## SHORT EXERCISE
Examine the entries and show every line in which the word "into" is found.

## MATERIAL SUPPLIED
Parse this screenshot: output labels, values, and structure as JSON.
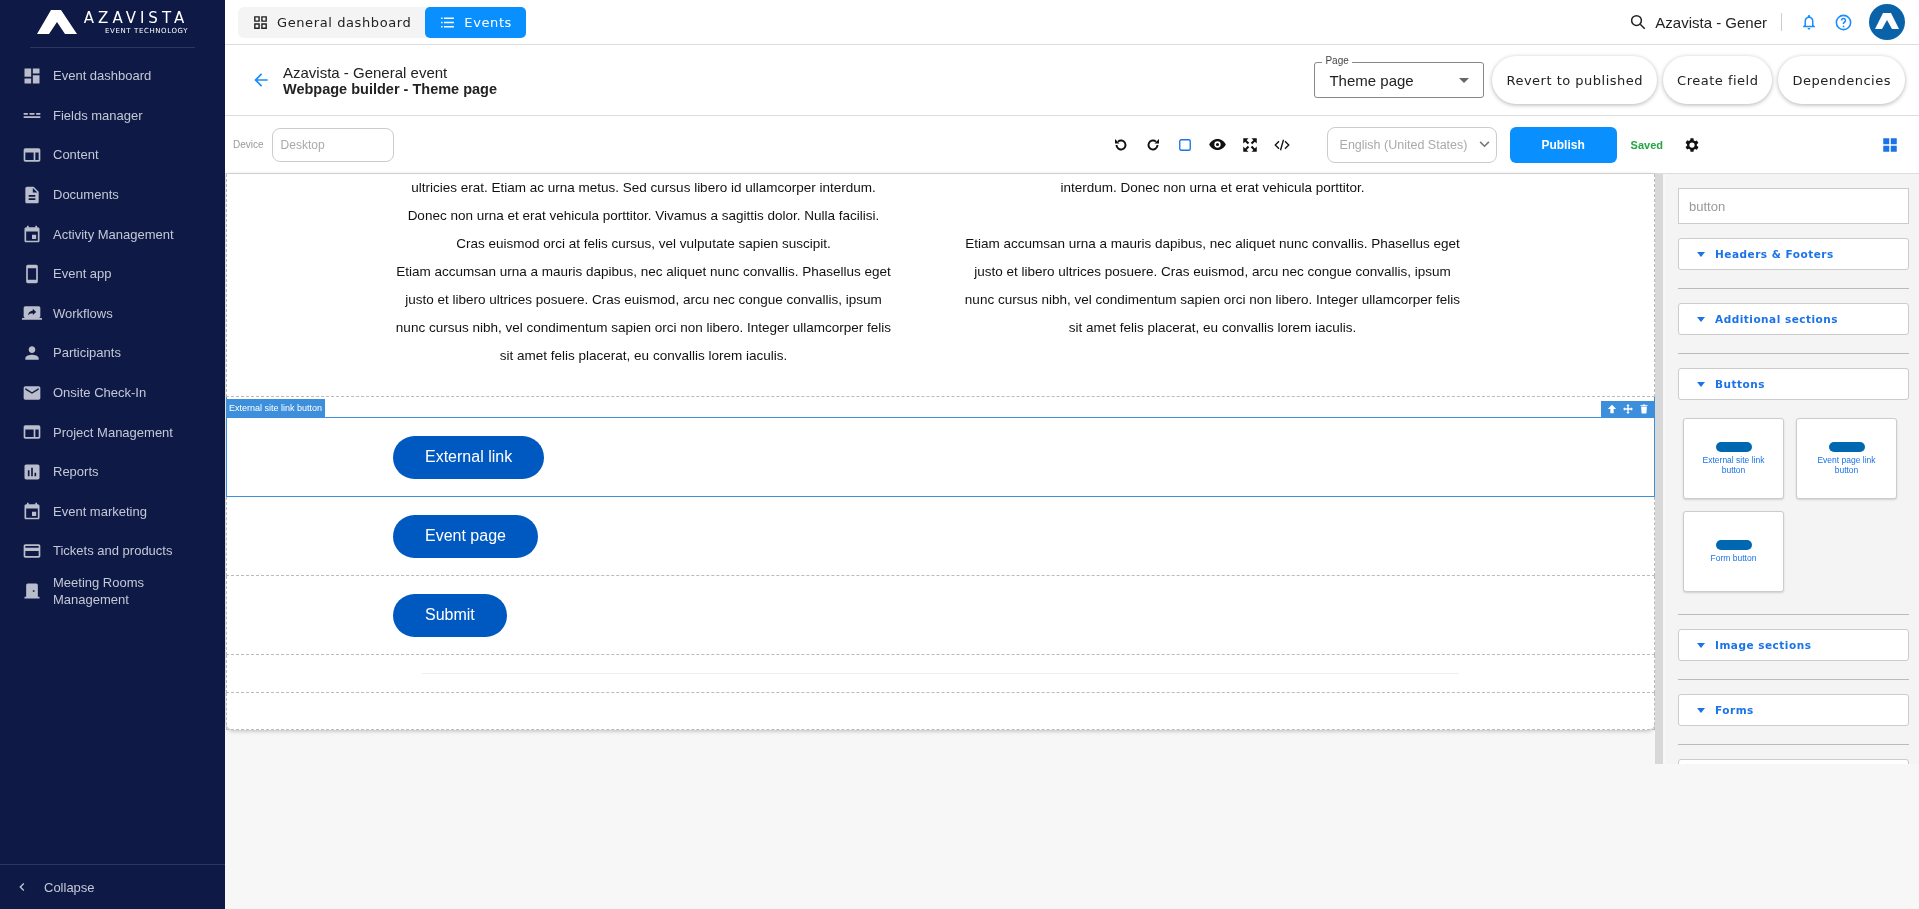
{
  "sidebar": {
    "logo": {
      "name": "AZAVISTA",
      "tagline": "EVENT TECHNOLOGY"
    },
    "items": [
      {
        "label": "Event dashboard"
      },
      {
        "label": "Fields manager"
      },
      {
        "label": "Content"
      },
      {
        "label": "Documents"
      },
      {
        "label": "Activity Management"
      },
      {
        "label": "Event app"
      },
      {
        "label": "Workflows"
      },
      {
        "label": "Participants"
      },
      {
        "label": "Onsite Check-In"
      },
      {
        "label": "Project Management"
      },
      {
        "label": "Reports"
      },
      {
        "label": "Event marketing"
      },
      {
        "label": "Tickets and products"
      },
      {
        "label": "Meeting Rooms Management"
      }
    ],
    "collapse": "Collapse"
  },
  "top_bar": {
    "tabs": [
      {
        "label": "General dashboard",
        "selected": false
      },
      {
        "label": "Events",
        "selected": true
      }
    ],
    "search_text": "Azavista - Gener"
  },
  "header": {
    "event": "Azavista - General event",
    "title": "Webpage builder - Theme page",
    "page_select": {
      "label": "Page",
      "value": "Theme page"
    },
    "buttons": [
      "Revert to published",
      "Create field",
      "Dependencies"
    ]
  },
  "toolbar": {
    "device_label": "Device",
    "device_placeholder": "Desktop",
    "language": "English (United States)",
    "publish": "Publish",
    "status": "Saved"
  },
  "canvas": {
    "sections": [
      {
        "kind": "text",
        "selected": false,
        "columns": [
          {
            "paragraphs": [
              [
                "ultricies erat. Etiam ac urna metus. Sed cursus libero id ullamcorper interdum.",
                "Donec non urna et erat vehicula porttitor. Vivamus a sagittis dolor. Nulla facilisi.",
                "Cras euismod orci at felis cursus, vel vulputate sapien suscipit."
              ],
              [
                "Etiam accumsan urna a mauris dapibus, nec aliquet nunc convallis. Phasellus eget",
                "justo et libero ultrices posuere. Cras euismod, arcu nec congue convallis, ipsum",
                "nunc cursus nibh, vel condimentum sapien orci non libero. Integer ullamcorper felis",
                "sit amet felis placerat, eu convallis lorem iaculis."
              ]
            ]
          },
          {
            "paragraphs": [
              [
                "interdum. Donec non urna et erat vehicula porttitor."
              ],
              [
                "Etiam accumsan urna a mauris dapibus, nec aliquet nunc convallis. Phasellus eget",
                "justo et libero ultrices posuere. Cras euismod, arcu nec congue convallis, ipsum",
                "nunc cursus nibh, vel condimentum sapien orci non libero. Integer ullamcorper felis",
                "sit amet felis placerat, eu convallis lorem iaculis."
              ]
            ]
          }
        ]
      },
      {
        "kind": "button",
        "selected": true,
        "tag": "External site link button",
        "label": "External link"
      },
      {
        "kind": "button",
        "selected": false,
        "label": "Event page"
      },
      {
        "kind": "button",
        "selected": false,
        "label": "Submit"
      },
      {
        "kind": "divider",
        "selected": false
      },
      {
        "kind": "empty",
        "selected": false
      }
    ]
  },
  "panel": {
    "search_value": "button",
    "groups": [
      {
        "title": "Headers & Footers"
      },
      {
        "title": "Additional sections"
      },
      {
        "title": "Buttons",
        "tiles": [
          "External site link button",
          "Event page link button",
          "Form button"
        ]
      },
      {
        "title": "Image sections"
      },
      {
        "title": "Forms"
      }
    ]
  }
}
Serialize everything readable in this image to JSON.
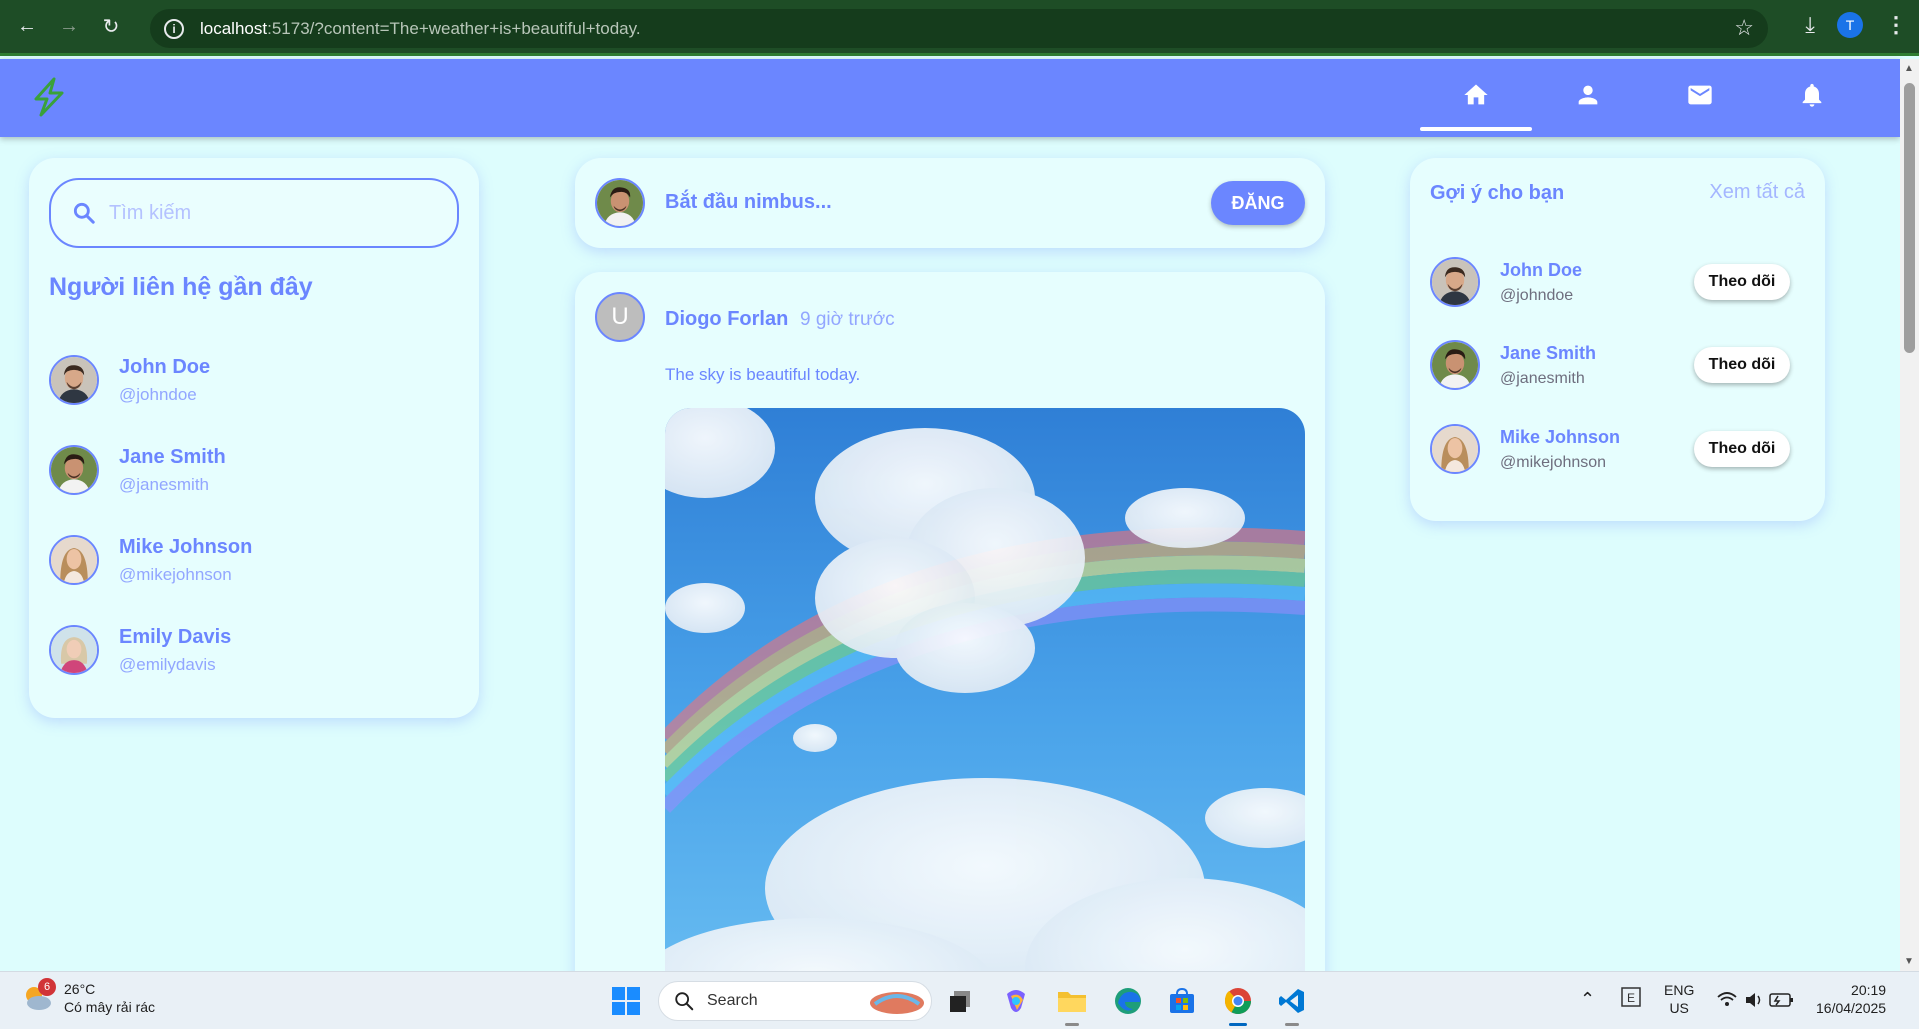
{
  "browser": {
    "url_host": "localhost",
    "url_rest": ":5173/?content=The+weather+is+beautiful+today.",
    "profile_initial": "T"
  },
  "search": {
    "placeholder": "Tìm kiếm"
  },
  "sidebar": {
    "title": "Người liên hệ gần đây",
    "contacts": [
      {
        "name": "John Doe",
        "username": "@johndoe"
      },
      {
        "name": "Jane Smith",
        "username": "@janesmith"
      },
      {
        "name": "Mike Johnson",
        "username": "@mikejohnson"
      },
      {
        "name": "Emily Davis",
        "username": "@emilydavis"
      }
    ]
  },
  "composer": {
    "prompt": "Bắt đầu nimbus...",
    "post_label": "ĐĂNG"
  },
  "post": {
    "avatar_initial": "U",
    "author": "Diogo Forlan",
    "time": "9 giờ trước",
    "content": "The sky is beautiful today."
  },
  "suggestions": {
    "title": "Gợi ý cho bạn",
    "see_all": "Xem tất cả",
    "follow_label": "Theo dõi",
    "items": [
      {
        "name": "John Doe",
        "username": "@johndoe"
      },
      {
        "name": "Jane Smith",
        "username": "@janesmith"
      },
      {
        "name": "Mike Johnson",
        "username": "@mikejohnson"
      }
    ]
  },
  "taskbar": {
    "weather_badge": "6",
    "temperature": "26°C",
    "condition": "Có mây rải rác",
    "search_label": "Search",
    "lang_top": "ENG",
    "lang_bottom": "US",
    "time": "20:19",
    "date": "16/04/2025"
  },
  "colors": {
    "brand": "#6b86ff",
    "background": "#ddfdfd",
    "browser_frame": "#1e4d26"
  }
}
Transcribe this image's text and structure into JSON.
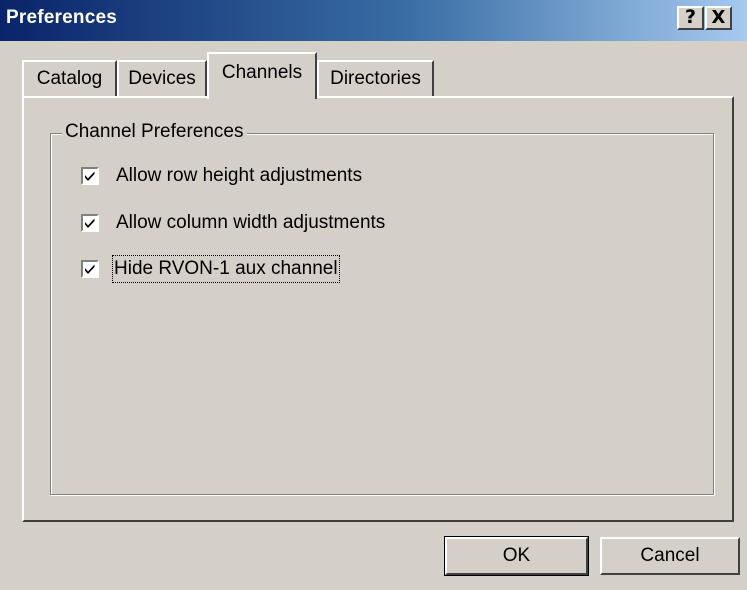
{
  "window": {
    "title": "Preferences",
    "help_glyph": "?",
    "close_glyph": "X"
  },
  "tabs": [
    {
      "label": "Catalog",
      "active": false
    },
    {
      "label": "Devices",
      "active": false
    },
    {
      "label": "Channels",
      "active": true
    },
    {
      "label": "Directories",
      "active": false
    }
  ],
  "group": {
    "legend": "Channel Preferences",
    "options": [
      {
        "label": "Allow row height adjustments",
        "checked": true
      },
      {
        "label": "Allow column width adjustments",
        "checked": true
      },
      {
        "label": "Hide RVON-1 aux channel",
        "checked": true,
        "focused": true
      }
    ]
  },
  "buttons": {
    "ok_label": "OK",
    "cancel_label": "Cancel"
  },
  "icons": {
    "help": "question-mark-icon",
    "close": "close-icon",
    "check": "checkmark-icon"
  }
}
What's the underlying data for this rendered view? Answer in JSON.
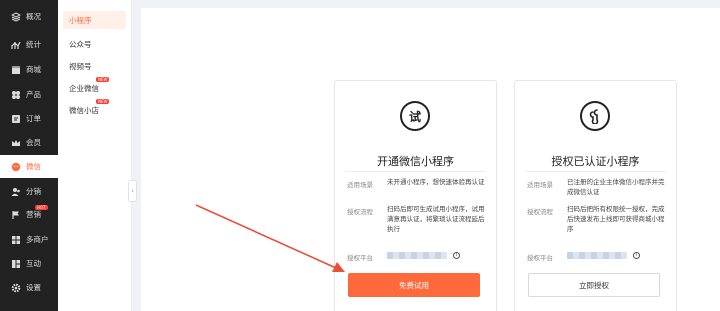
{
  "sidebar": {
    "items": [
      {
        "label": "概况",
        "icon": "layers-icon"
      },
      {
        "label": "统计",
        "icon": "chart-icon"
      },
      {
        "label": "商城",
        "icon": "shop-icon"
      },
      {
        "label": "产品",
        "icon": "grid-icon"
      },
      {
        "label": "订单",
        "icon": "order-icon"
      },
      {
        "label": "会员",
        "icon": "crown-icon"
      },
      {
        "label": "微信",
        "icon": "wechat-icon"
      },
      {
        "label": "分销",
        "icon": "users-icon"
      },
      {
        "label": "营销",
        "icon": "flag-icon",
        "badge": "HOT"
      },
      {
        "label": "多商户",
        "icon": "store-icon"
      },
      {
        "label": "互动",
        "icon": "interact-icon"
      },
      {
        "label": "设置",
        "icon": "gear-icon"
      }
    ],
    "active_color": "#ff6a3d"
  },
  "submenu": {
    "items": [
      {
        "label": "小程序"
      },
      {
        "label": "公众号"
      },
      {
        "label": "视频号"
      },
      {
        "label": "企业微信",
        "badge": "NEW"
      },
      {
        "label": "微信小店",
        "badge": "NEW"
      }
    ]
  },
  "cards": {
    "trial": {
      "icon_char": "试",
      "title": "开通微信小程序",
      "scene_label": "适用场景",
      "scene_text": "未开通小程序，想快速体验再认证",
      "flow_label": "授权流程",
      "flow_text": "扫码后即可生成试用小程序，试用满意再认证，将繁琐认证流程延后执行",
      "platform_label": "授权平台",
      "button": "免费试用"
    },
    "auth": {
      "title": "授权已认证小程序",
      "scene_label": "适用场景",
      "scene_text": "已注册的企业主体微信小程序并完成微信认证",
      "flow_label": "授权流程",
      "flow_text": "扫码后把所有权限统一授权，完成后快速发布上线即可获得商城小程序",
      "platform_label": "授权平台",
      "button": "立即授权"
    }
  },
  "colors": {
    "accent": "#ff6a3d",
    "arrow": "#e8503a"
  }
}
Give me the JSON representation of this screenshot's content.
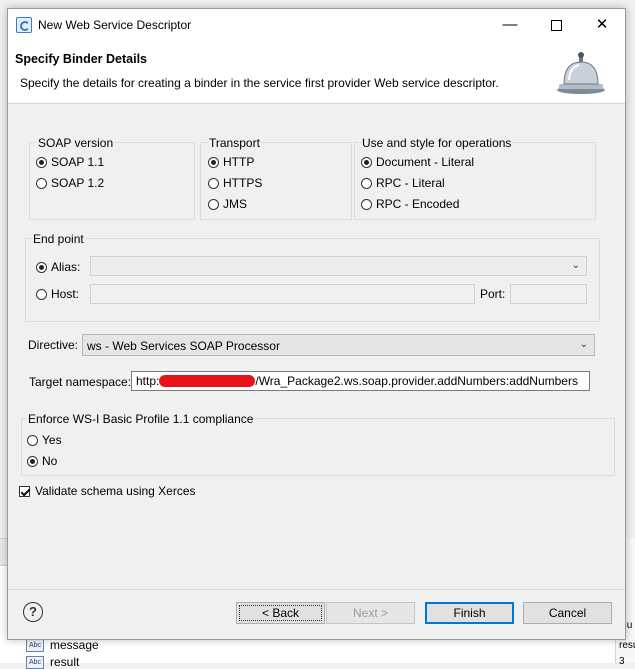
{
  "background_app": {
    "rows": [
      "message",
      "result"
    ],
    "right_col": [
      "alu",
      "resu",
      "3"
    ]
  },
  "window": {
    "title": "New Web Service Descriptor",
    "minimize": "—",
    "close": "✕"
  },
  "header": {
    "title": "Specify Binder Details",
    "description": "Specify the details for creating a binder in the service first provider Web service descriptor."
  },
  "soap_version": {
    "label": "SOAP version",
    "options": [
      "SOAP 1.1",
      "SOAP 1.2"
    ],
    "selected": "SOAP 1.1"
  },
  "transport": {
    "label": "Transport",
    "options": [
      "HTTP",
      "HTTPS",
      "JMS"
    ],
    "selected": "HTTP"
  },
  "use_style": {
    "label": "Use and style for operations",
    "options": [
      "Document - Literal",
      "RPC - Literal",
      "RPC - Encoded"
    ],
    "selected": "Document - Literal"
  },
  "endpoint": {
    "label": "End point",
    "alias_label": "Alias:",
    "alias_value": "",
    "host_label": "Host:",
    "host_value": "",
    "port_label": "Port:",
    "port_value": "",
    "selected": "Alias"
  },
  "directive": {
    "label": "Directive:",
    "value": "ws - Web Services SOAP Processor"
  },
  "target_namespace": {
    "label": "Target namespace:",
    "prefix": "http:",
    "suffix": "/Wra_Package2.ws.soap.provider.addNumbers:addNumbers"
  },
  "wsi": {
    "label": "Enforce WS-I Basic Profile 1.1 compliance",
    "options": [
      "Yes",
      "No"
    ],
    "selected": "No"
  },
  "validate": {
    "label": "Validate schema using Xerces",
    "checked": true
  },
  "buttons": {
    "help": "?",
    "back": "< Back",
    "next": "Next >",
    "finish": "Finish",
    "cancel": "Cancel"
  }
}
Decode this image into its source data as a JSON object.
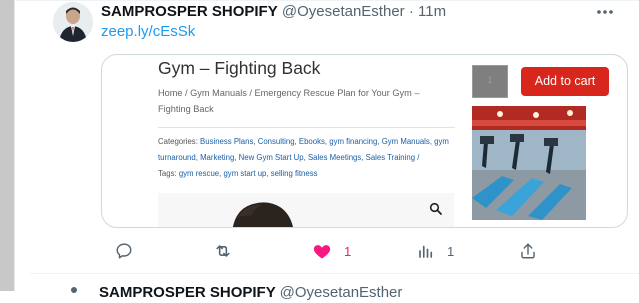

## RESPONSE TO THIS EXERCISE
Transcribe this image's text and structure into JSON.
Decode this image into its source data as a JSON object.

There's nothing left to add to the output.